> **Exercise directions**: Set down every record once more, exactly as given.

* Start *

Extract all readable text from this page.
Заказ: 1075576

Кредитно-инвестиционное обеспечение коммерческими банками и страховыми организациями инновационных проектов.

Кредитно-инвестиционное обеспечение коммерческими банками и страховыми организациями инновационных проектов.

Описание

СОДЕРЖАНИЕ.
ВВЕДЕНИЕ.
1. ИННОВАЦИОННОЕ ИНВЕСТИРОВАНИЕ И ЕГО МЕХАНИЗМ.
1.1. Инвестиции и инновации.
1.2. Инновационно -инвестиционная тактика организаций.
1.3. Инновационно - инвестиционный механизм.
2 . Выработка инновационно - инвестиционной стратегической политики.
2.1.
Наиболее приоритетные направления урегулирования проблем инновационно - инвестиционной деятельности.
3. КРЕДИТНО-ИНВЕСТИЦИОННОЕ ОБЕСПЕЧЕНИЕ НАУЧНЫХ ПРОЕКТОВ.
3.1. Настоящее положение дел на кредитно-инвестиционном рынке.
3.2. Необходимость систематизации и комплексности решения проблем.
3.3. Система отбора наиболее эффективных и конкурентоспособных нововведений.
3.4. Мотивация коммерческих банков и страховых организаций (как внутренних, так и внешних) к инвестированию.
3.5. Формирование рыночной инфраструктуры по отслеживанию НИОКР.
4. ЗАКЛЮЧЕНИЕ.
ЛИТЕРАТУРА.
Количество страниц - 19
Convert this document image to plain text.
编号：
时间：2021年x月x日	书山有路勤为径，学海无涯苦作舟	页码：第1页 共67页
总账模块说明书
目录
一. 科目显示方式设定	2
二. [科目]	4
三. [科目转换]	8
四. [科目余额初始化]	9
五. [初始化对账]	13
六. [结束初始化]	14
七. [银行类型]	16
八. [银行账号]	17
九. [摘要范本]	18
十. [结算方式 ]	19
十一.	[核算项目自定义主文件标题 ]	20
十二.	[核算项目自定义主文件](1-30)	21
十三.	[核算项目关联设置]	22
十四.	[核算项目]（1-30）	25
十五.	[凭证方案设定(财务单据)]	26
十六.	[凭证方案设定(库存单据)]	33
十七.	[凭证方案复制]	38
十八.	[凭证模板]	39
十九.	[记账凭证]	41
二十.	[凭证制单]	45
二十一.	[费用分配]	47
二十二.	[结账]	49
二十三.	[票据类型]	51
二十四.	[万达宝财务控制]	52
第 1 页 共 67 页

* End *

> **Output of the exercise**:
Extract all readable text from this page.
Заказ: 1075576

Кредитно-инвестиционное обеспечение коммерческими банками и страховыми организациями инновационных проектов.

Кредитно-инвестиционное обеспечение коммерческими банками и страховыми организациями инновационных проектов.

Описание

СОДЕРЖАНИЕ.
ВВЕДЕНИЕ.
1. ИННОВАЦИОННОЕ ИНВЕСТИРОВАНИЕ И ЕГО МЕХАНИЗМ.
1.1. Инвестиции и инновации.
1.2. Инновационно -инвестиционная тактика организаций.
1.3. Инновационно - инвестиционный механизм.
2 . Выработка инновационно - инвестиционной стратегической политики.
2.1.
Наиболее приоритетные направления урегулирования проблем инновационно - инвестиционной деятельности.
3. КРЕДИТНО-ИНВЕСТИЦИОННОЕ ОБЕСПЕЧЕНИЕ НАУЧНЫХ ПРОЕКТОВ.
3.1. Настоящее положение дел на кредитно-инвестиционном рынке.
3.2. Необходимость систематизации и комплексности решения проблем.
3.3. Система отбора наиболее эффективных и конкурентоспособных нововведений.
3.4. Мотивация коммерческих банков и страховых организаций (как внутренних, так и внешних) к инвестированию.
3.5. Формирование рыночной инфраструктуры по отслеживанию НИОКР.
4. ЗАКЛЮЧЕНИЕ.
ЛИТЕРАТУРА.
Количество страниц - 19
Convert this document image to plain text.
编号：
时间：2021年x月x日	书山有路勤为径，学海无涯苦作舟	页码：第1页 共67页
总账模块说明书
目录
一. 科目显示方式设定	2
二. [科目]	4
三. [科目转换]	8
四. [科目余额初始化]	9
五. [初始化对账]	13
六. [结束初始化]	14
七. [银行类型]	16
八. [银行账号]	17
九. [摘要范本]	18
十. [结算方式 ]	19
十一.	[核算项目自定义主文件标题 ]	20
十二.	[核算项目自定义主文件](1-30)	21
十三.	[核算项目关联设置]	22
十四.	[核算项目]（1-30）	25
十五.	[凭证方案设定(财务单据)]	26
十六.	[凭证方案设定(库存单据)]	33
十七.	[凭证方案复制]	38
十八.	[凭证模板]	39
十九.	[记账凭证]	41
二十.	[凭证制单]	45
二十一.	[费用分配]	47
二十二.	[结账]	49
二十三.	[票据类型]	51
二十四.	[万达宝财务控制]	52
第 1 页 共 67 页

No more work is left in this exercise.